CONSIGNE | D'après l'extrait sur les producteurs et l'IA, quel système AnimFrance dit-elle essayer d'inventer ?

Les producteurs ont été incités, notamment par leur syndicat, à déclarer leur opt-out à travers leurs conditions générales afin de se prévenir dans le cadre d'un litige devant les juges tout en essayant de créer une forme de présomption de réutilisation des œuvres, si un opt-out avait été déclaré au préalable.

Et des discussions interprofessionnelles, notamment au sein de la Procirep, sont en cours pour analyser les modalités de licitation des œuvres. AnimFrance explique essayer d’inventer un système de gestion collective volontaire. "Nous avons la conviction que l'IA n'est pas un outil comme les autres, mais que malgré tout, il doit rester un outil au service du talent humain, créatif et technique" résume Amanda Borghino. "Nous savons que cela suscite beaucoup d'inquiétudes et nous voulions vous rappeler que c'est une problématique qui n'est absolument pas négligée par les producteurs. Il est de notre responsabilité de mener ce débat". Le fait que pour ce jeudi 12 juin sur le Pâquier a été lancé un appel à réguler impérativement l’usage des IAG, à l’initiative de près de 25 syndicats et organisations françaises, mais aussi européennes et américaines.

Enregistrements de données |
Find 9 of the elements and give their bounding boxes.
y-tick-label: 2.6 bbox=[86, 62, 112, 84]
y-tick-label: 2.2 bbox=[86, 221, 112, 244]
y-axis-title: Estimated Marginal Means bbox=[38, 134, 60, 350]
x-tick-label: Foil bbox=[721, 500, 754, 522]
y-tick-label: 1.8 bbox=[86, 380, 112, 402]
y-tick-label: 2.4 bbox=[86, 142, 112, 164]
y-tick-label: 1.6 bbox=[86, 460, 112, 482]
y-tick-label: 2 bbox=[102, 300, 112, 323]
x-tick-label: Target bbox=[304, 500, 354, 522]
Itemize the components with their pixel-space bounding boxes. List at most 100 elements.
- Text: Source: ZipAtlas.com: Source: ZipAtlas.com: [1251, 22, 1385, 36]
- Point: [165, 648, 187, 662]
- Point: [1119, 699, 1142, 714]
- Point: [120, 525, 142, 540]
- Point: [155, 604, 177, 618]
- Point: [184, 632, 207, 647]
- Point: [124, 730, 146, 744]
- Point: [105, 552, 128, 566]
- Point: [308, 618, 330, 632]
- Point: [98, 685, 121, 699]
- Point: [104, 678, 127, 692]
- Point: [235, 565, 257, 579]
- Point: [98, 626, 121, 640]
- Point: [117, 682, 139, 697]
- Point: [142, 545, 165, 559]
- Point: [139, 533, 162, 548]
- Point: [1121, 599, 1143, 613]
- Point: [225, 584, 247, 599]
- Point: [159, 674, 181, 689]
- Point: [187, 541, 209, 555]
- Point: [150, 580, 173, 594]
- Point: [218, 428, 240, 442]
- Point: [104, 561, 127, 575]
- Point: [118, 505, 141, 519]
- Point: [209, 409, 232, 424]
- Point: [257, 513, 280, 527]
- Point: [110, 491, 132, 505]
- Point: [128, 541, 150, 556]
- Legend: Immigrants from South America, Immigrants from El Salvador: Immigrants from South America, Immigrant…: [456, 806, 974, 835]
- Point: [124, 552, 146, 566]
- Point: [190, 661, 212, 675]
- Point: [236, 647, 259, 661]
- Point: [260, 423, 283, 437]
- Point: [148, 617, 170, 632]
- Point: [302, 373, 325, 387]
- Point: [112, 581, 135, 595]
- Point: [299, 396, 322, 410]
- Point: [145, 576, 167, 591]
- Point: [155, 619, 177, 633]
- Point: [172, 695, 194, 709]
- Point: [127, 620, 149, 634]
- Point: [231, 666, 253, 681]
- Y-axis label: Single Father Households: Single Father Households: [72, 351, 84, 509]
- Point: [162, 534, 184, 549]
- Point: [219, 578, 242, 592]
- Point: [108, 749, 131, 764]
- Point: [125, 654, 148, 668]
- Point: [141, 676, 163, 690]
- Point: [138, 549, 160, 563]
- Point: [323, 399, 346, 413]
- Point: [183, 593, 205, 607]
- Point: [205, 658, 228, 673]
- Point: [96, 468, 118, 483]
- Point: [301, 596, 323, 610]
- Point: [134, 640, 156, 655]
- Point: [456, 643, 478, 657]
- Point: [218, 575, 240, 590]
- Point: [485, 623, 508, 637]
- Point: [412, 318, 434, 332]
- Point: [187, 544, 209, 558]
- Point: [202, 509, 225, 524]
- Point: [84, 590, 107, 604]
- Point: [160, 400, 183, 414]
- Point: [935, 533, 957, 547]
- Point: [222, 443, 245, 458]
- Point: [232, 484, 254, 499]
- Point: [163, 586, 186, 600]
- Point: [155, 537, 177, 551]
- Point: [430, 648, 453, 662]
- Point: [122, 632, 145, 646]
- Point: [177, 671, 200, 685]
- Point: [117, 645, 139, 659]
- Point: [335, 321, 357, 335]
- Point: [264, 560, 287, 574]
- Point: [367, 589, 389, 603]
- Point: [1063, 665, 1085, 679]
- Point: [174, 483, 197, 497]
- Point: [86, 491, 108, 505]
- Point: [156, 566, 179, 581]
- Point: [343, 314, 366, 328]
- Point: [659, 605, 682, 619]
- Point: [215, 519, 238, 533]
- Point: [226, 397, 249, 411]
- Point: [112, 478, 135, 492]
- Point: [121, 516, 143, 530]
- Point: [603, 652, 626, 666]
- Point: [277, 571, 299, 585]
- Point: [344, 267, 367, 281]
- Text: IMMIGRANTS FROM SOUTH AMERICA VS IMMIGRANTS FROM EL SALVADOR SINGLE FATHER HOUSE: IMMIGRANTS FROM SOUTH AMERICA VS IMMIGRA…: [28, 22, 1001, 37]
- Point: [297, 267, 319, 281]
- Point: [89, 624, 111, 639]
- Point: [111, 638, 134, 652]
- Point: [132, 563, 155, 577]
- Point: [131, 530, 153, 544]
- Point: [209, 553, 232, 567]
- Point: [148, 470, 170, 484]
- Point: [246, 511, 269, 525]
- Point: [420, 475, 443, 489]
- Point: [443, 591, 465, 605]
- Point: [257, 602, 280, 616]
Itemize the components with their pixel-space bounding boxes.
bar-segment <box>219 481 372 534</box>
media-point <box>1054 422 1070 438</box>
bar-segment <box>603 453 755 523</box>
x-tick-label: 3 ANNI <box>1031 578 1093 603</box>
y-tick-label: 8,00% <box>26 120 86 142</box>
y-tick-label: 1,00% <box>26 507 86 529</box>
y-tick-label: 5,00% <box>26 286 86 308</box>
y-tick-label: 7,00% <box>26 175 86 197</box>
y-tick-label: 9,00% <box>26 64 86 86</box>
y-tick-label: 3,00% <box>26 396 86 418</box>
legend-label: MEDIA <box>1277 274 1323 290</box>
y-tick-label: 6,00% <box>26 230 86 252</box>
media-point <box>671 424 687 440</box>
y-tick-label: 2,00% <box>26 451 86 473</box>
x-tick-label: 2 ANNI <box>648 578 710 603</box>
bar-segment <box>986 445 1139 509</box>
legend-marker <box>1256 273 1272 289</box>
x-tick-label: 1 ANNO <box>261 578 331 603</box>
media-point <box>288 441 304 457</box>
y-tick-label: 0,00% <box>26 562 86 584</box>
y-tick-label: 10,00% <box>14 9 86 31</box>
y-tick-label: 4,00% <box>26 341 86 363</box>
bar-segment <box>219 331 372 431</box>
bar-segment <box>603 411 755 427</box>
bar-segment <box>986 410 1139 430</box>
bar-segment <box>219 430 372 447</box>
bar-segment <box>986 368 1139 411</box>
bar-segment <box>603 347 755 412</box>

VOTRE RÉPONSE | Un système de gestion collective volontaire.